(Records from a collection)
———

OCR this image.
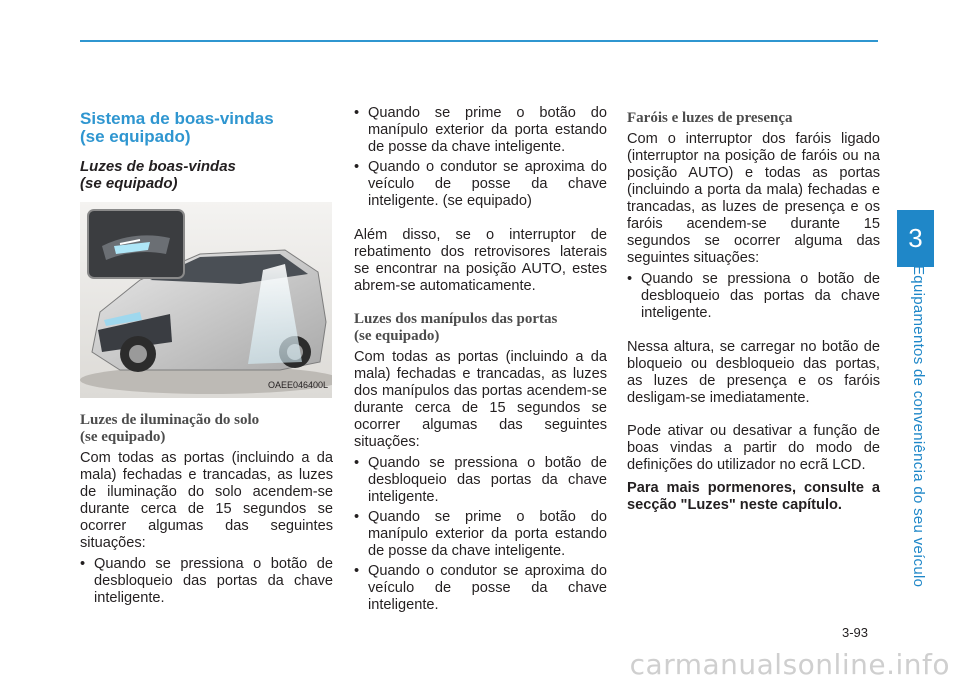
3
Equipamentos de conveniência do seu veículo
Sistema de boas-vindas
(se equipado)
Luzes de boas-vindas
(se equipado)
OAEE046400L
Luzes de iluminação do solo
(se equipado)

Com todas as portas (incluindo a da mala) fechadas e trancadas, as luzes de iluminação do solo acendem-se durante cerca de 15 segundos se ocorrer algumas das seguintes situações:

• Quando se pressiona o botão de desbloqueio das portas da chave inteligente.
• Quando se prime o botão do manípulo exterior da porta estando de posse da chave inteligente.
• Quando o condutor se aproxima do veículo de posse da chave inteligente. (se equipado)

Além disso, se o interruptor de rebatimento dos retrovisores laterais se encontrar na posição AUTO, estes abrem-se automaticamente.

Luzes dos manípulos das portas
(se equipado)

Com todas as portas (incluindo a da mala) fechadas e trancadas, as luzes dos manípulos das portas acendem-se durante cerca de 15 segundos se ocorrer algumas das seguintes situações:

• Quando se pressiona o botão de desbloqueio das portas da chave inteligente.
• Quando se prime o botão do manípulo exterior da porta estando de posse da chave inteligente.
• Quando o condutor se aproxima do veículo de posse da chave inteligente.
Faróis e luzes de presença

Com o interruptor dos faróis ligado (interruptor na posição de faróis ou na posição AUTO) e todas as portas (incluindo a porta da mala) fechadas e trancadas, as luzes de presença e os faróis acendem-se durante 15 segundos se ocorrer alguma das seguintes situações:

• Quando se pressiona o botão de desbloqueio das portas da chave inteligente.

Nessa altura, se carregar no botão de bloqueio ou desbloqueio das portas, as luzes de presença e os faróis desligam-se imediatamente.

Pode ativar ou desativar a função de boas vindas a partir do modo de definições do utilizador no ecrã LCD.

Para mais pormenores, consulte a secção "Luzes" neste capítulo.

3-93
carmanualsonline.info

———

* **DIRECTION**
Restate the data above word for word. Do not include the images.

* **TASK OUTPUT**
OCR this image.
3
Equipamentos de conveniência do seu veículo
Sistema de boas-vindas
(se equipado)
Luzes de boas-vindas
(se equipado)
OAEE046400L
Luzes de iluminação do solo
(se equipado)

Com todas as portas (incluindo a da mala) fechadas e trancadas, as luzes de iluminação do solo acendem-se durante cerca de 15 segundos se ocorrer algumas das seguintes situações:

• Quando se pressiona o botão de desbloqueio das portas da chave inteligente.
• Quando se prime o botão do manípulo exterior da porta estando de posse da chave inteligente.
• Quando o condutor se aproxima do veículo de posse da chave inteligente. (se equipado)

Além disso, se o interruptor de rebatimento dos retrovisores laterais se encontrar na posição AUTO, estes abrem-se automaticamente.

Luzes dos manípulos das portas
(se equipado)

Com todas as portas (incluindo a da mala) fechadas e trancadas, as luzes dos manípulos das portas acendem-se durante cerca de 15 segundos se ocorrer algumas das seguintes situações:

• Quando se pressiona o botão de desbloqueio das portas da chave inteligente.
• Quando se prime o botão do manípulo exterior da porta estando de posse da chave inteligente.
• Quando o condutor se aproxima do veículo de posse da chave inteligente.
Faróis e luzes de presença

Com o interruptor dos faróis ligado (interruptor na posição de faróis ou na posição AUTO) e todas as portas (incluindo a porta da mala) fechadas e trancadas, as luzes de presença e os faróis acendem-se durante 15 segundos se ocorrer alguma das seguintes situações:

• Quando se pressiona o botão de desbloqueio das portas da chave inteligente.

Nessa altura, se carregar no botão de bloqueio ou desbloqueio das portas, as luzes de presença e os faróis desligam-se imediatamente.

Pode ativar ou desativar a função de boas vindas a partir do modo de definições do utilizador no ecrã LCD.

Para mais pormenores, consulte a secção "Luzes" neste capítulo.

3-93
carmanualsonline.info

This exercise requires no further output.